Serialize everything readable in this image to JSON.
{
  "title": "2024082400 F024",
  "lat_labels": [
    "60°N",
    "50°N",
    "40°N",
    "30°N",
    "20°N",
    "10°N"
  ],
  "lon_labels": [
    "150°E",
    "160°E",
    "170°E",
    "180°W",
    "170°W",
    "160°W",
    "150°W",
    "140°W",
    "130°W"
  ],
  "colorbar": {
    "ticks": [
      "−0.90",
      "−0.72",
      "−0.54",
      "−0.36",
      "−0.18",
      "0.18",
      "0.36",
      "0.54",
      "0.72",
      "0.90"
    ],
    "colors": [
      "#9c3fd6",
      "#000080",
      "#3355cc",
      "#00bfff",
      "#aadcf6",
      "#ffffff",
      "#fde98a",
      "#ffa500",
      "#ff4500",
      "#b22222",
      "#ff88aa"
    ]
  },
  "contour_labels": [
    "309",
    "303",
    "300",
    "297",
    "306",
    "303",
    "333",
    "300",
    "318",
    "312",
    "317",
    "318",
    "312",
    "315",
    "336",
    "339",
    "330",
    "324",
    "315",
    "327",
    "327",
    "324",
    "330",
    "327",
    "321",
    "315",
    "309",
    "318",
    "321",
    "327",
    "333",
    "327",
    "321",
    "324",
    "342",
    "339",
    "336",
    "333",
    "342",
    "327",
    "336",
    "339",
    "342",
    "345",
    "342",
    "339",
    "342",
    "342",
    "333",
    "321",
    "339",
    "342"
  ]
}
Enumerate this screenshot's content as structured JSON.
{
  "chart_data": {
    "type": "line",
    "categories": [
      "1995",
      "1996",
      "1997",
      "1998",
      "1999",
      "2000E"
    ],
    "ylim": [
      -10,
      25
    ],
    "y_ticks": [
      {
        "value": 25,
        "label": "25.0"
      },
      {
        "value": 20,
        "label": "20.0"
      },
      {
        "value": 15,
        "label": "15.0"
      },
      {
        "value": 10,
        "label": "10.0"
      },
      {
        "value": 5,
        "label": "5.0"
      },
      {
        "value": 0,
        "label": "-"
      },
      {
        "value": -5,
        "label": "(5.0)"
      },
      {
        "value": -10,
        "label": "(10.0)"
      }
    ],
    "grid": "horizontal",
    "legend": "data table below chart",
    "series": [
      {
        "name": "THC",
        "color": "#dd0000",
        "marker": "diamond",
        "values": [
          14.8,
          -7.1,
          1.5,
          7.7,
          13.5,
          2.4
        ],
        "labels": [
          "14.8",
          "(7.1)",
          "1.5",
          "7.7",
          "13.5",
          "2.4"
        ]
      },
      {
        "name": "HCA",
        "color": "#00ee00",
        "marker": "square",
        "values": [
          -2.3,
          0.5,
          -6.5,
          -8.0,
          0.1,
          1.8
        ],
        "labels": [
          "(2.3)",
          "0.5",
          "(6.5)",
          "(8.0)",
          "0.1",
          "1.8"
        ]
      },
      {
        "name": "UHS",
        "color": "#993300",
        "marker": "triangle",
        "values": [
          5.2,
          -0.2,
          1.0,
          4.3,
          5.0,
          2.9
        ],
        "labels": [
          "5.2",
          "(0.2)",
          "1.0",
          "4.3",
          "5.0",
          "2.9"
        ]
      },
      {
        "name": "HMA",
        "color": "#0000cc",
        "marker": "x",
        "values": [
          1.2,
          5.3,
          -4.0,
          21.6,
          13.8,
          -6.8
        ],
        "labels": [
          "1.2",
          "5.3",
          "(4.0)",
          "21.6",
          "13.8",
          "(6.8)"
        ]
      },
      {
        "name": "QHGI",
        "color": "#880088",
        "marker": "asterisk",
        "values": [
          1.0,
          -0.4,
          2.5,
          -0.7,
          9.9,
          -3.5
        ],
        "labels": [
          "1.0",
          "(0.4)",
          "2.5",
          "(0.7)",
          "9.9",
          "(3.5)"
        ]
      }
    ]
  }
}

- PROBLEM DESCRIPTION -
Quote all the records exactly, please, leaving none out.

- RESPONSE -
Serialize everything readable in this image to JSON.
{
  "title": "2024082400 F024",
  "lat_labels": [
    "60°N",
    "50°N",
    "40°N",
    "30°N",
    "20°N",
    "10°N"
  ],
  "lon_labels": [
    "150°E",
    "160°E",
    "170°E",
    "180°W",
    "170°W",
    "160°W",
    "150°W",
    "140°W",
    "130°W"
  ],
  "colorbar": {
    "ticks": [
      "−0.90",
      "−0.72",
      "−0.54",
      "−0.36",
      "−0.18",
      "0.18",
      "0.36",
      "0.54",
      "0.72",
      "0.90"
    ],
    "colors": [
      "#9c3fd6",
      "#000080",
      "#3355cc",
      "#00bfff",
      "#aadcf6",
      "#ffffff",
      "#fde98a",
      "#ffa500",
      "#ff4500",
      "#b22222",
      "#ff88aa"
    ]
  },
  "contour_labels": [
    "309",
    "303",
    "300",
    "297",
    "306",
    "303",
    "333",
    "300",
    "318",
    "312",
    "317",
    "318",
    "312",
    "315",
    "336",
    "339",
    "330",
    "324",
    "315",
    "327",
    "327",
    "324",
    "330",
    "327",
    "321",
    "315",
    "309",
    "318",
    "321",
    "327",
    "333",
    "327",
    "321",
    "324",
    "342",
    "339",
    "336",
    "333",
    "342",
    "327",
    "336",
    "339",
    "342",
    "345",
    "342",
    "339",
    "342",
    "342",
    "333",
    "321",
    "339",
    "342"
  ]
}
Enumerate this screenshot's content as structured JSON.
{
  "chart_data": {
    "type": "line",
    "categories": [
      "1995",
      "1996",
      "1997",
      "1998",
      "1999",
      "2000E"
    ],
    "ylim": [
      -10,
      25
    ],
    "y_ticks": [
      {
        "value": 25,
        "label": "25.0"
      },
      {
        "value": 20,
        "label": "20.0"
      },
      {
        "value": 15,
        "label": "15.0"
      },
      {
        "value": 10,
        "label": "10.0"
      },
      {
        "value": 5,
        "label": "5.0"
      },
      {
        "value": 0,
        "label": "-"
      },
      {
        "value": -5,
        "label": "(5.0)"
      },
      {
        "value": -10,
        "label": "(10.0)"
      }
    ],
    "grid": "horizontal",
    "legend": "data table below chart",
    "series": [
      {
        "name": "THC",
        "color": "#dd0000",
        "marker": "diamond",
        "values": [
          14.8,
          -7.1,
          1.5,
          7.7,
          13.5,
          2.4
        ],
        "labels": [
          "14.8",
          "(7.1)",
          "1.5",
          "7.7",
          "13.5",
          "2.4"
        ]
      },
      {
        "name": "HCA",
        "color": "#00ee00",
        "marker": "square",
        "values": [
          -2.3,
          0.5,
          -6.5,
          -8.0,
          0.1,
          1.8
        ],
        "labels": [
          "(2.3)",
          "0.5",
          "(6.5)",
          "(8.0)",
          "0.1",
          "1.8"
        ]
      },
      {
        "name": "UHS",
        "color": "#993300",
        "marker": "triangle",
        "values": [
          5.2,
          -0.2,
          1.0,
          4.3,
          5.0,
          2.9
        ],
        "labels": [
          "5.2",
          "(0.2)",
          "1.0",
          "4.3",
          "5.0",
          "2.9"
        ]
      },
      {
        "name": "HMA",
        "color": "#0000cc",
        "marker": "x",
        "values": [
          1.2,
          5.3,
          -4.0,
          21.6,
          13.8,
          -6.8
        ],
        "labels": [
          "1.2",
          "5.3",
          "(4.0)",
          "21.6",
          "13.8",
          "(6.8)"
        ]
      },
      {
        "name": "QHGI",
        "color": "#880088",
        "marker": "asterisk",
        "values": [
          1.0,
          -0.4,
          2.5,
          -0.7,
          9.9,
          -3.5
        ],
        "labels": [
          "1.0",
          "(0.4)",
          "2.5",
          "(0.7)",
          "9.9",
          "(3.5)"
        ]
      }
    ]
  }
}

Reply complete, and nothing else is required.